*Task description*: Quote the listing below in its entirety, omitting every image.

*Provided entries*:

____

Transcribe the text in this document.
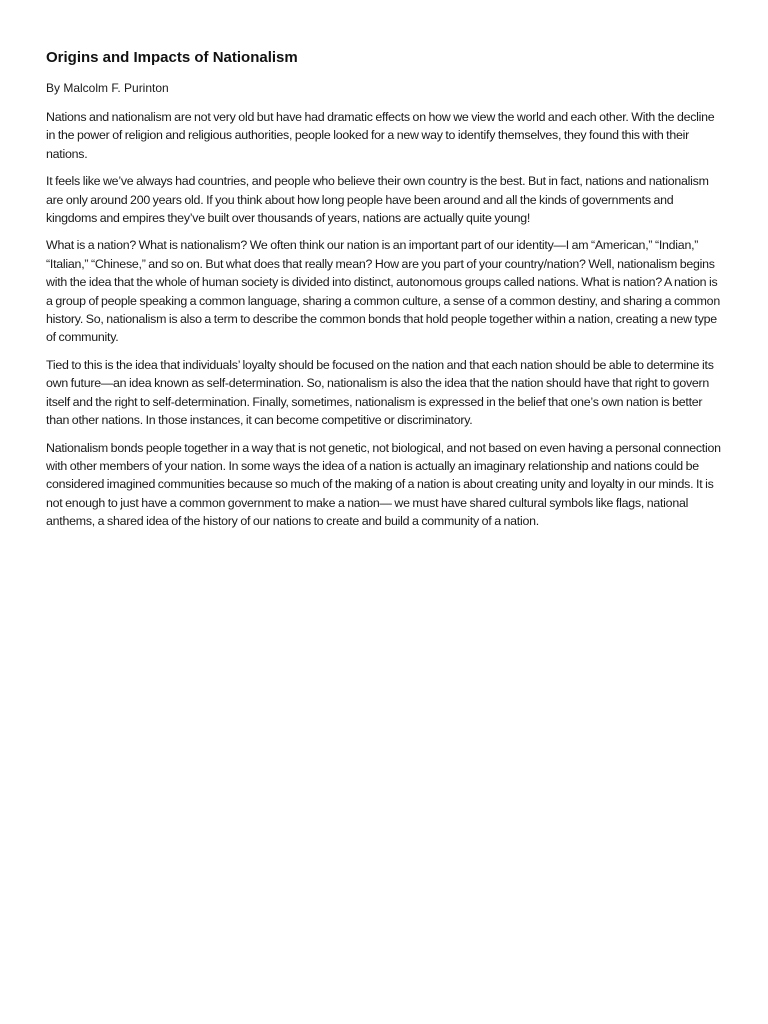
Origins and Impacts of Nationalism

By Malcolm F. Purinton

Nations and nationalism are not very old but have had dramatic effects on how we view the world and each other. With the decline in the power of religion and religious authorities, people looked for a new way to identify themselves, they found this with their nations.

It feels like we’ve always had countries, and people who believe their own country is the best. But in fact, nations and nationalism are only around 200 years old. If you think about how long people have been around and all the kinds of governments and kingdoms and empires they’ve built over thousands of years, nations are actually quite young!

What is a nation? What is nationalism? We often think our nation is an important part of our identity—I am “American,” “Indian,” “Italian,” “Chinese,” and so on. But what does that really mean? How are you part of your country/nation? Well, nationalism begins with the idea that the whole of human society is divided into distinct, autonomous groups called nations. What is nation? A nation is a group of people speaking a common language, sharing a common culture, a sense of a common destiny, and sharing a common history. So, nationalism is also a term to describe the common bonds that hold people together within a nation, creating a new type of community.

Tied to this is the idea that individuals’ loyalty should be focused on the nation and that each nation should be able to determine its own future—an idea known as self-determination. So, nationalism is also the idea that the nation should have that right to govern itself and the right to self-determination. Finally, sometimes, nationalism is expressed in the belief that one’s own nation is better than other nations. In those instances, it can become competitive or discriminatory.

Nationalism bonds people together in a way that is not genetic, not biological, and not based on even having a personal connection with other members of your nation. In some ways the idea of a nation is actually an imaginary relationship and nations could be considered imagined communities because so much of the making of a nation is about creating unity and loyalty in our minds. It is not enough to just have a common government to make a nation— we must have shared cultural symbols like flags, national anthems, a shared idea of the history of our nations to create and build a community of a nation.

____

*Response*:
Transcribe the text in this document.
Origins and Impacts of Nationalism

By Malcolm F. Purinton

Nations and nationalism are not very old but have had dramatic effects on how we view the world and each other. With the decline in the power of religion and religious authorities, people looked for a new way to identify themselves, they found this with their nations.

It feels like we’ve always had countries, and people who believe their own country is the best. But in fact, nations and nationalism are only around 200 years old. If you think about how long people have been around and all the kinds of governments and kingdoms and empires they’ve built over thousands of years, nations are actually quite young!

What is a nation? What is nationalism? We often think our nation is an important part of our identity—I am “American,” “Indian,” “Italian,” “Chinese,” and so on. But what does that really mean? How are you part of your country/nation? Well, nationalism begins with the idea that the whole of human society is divided into distinct, autonomous groups called nations. What is nation? A nation is a group of people speaking a common language, sharing a common culture, a sense of a common destiny, and sharing a common history. So, nationalism is also a term to describe the common bonds that hold people together within a nation, creating a new type of community.

Tied to this is the idea that individuals’ loyalty should be focused on the nation and that each nation should be able to determine its own future—an idea known as self-determination. So, nationalism is also the idea that the nation should have that right to govern itself and the right to self-determination. Finally, sometimes, nationalism is expressed in the belief that one’s own nation is better than other nations. In those instances, it can become competitive or discriminatory.

Nationalism bonds people together in a way that is not genetic, not biological, and not based on even having a personal connection with other members of your nation. In some ways the idea of a nation is actually an imaginary relationship and nations could be considered imagined communities because so much of the making of a nation is about creating unity and loyalty in our minds. It is not enough to just have a common government to make a nation— we must have shared cultural symbols like flags, national anthems, a shared idea of the history of our nations to create and build a community of a nation.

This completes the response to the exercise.